→ **Directive**: Go through the records and copy each line where the word "confidence" occurs.
┄┄┄┄┄┄┄┄┄┄┄┄┄┄┄┄┄┄┄┄
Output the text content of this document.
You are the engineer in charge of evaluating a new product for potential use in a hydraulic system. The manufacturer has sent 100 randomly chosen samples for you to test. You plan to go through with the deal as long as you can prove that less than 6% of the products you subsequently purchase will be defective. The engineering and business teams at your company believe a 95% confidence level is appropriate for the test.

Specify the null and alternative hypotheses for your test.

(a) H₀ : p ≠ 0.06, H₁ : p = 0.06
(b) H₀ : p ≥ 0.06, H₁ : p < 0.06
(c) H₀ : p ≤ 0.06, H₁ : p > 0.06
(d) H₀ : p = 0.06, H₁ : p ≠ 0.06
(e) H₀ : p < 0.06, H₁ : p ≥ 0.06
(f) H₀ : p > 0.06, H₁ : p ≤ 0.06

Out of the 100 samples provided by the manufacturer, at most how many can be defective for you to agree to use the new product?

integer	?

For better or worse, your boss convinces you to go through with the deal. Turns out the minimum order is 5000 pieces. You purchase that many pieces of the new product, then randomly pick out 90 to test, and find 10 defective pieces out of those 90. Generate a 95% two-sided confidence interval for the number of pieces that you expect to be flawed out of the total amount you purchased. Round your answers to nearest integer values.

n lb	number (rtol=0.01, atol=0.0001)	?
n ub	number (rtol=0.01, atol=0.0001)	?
┄┄┄┄┄┄┄┄┄┄┄┄┄┄┄┄┄┄┄┄
→ **Written solution**:
You are the engineer in charge of evaluating a new product for potential use in a hydraulic system. The manufacturer has sent 100 randomly chosen samples for you to test. You plan to go through with the deal as long as you can prove that less than 6% of the products you subsequently purchase will be defective. The engineering and business teams at your company believe a 95% confidence level is appropriate for the test.
For better or worse, your boss convinces you to go through with the deal. Turns out the minimum order is 5000 pieces. You purchase that many pieces of the new product, then randomly pick out 90 to test, and find 10 defective pieces out of those 90. Generate a 95% two-sided confidence interval for the number of pieces that you expect to be flawed out of the total amount you purchased. Round your answers to nearest integer values.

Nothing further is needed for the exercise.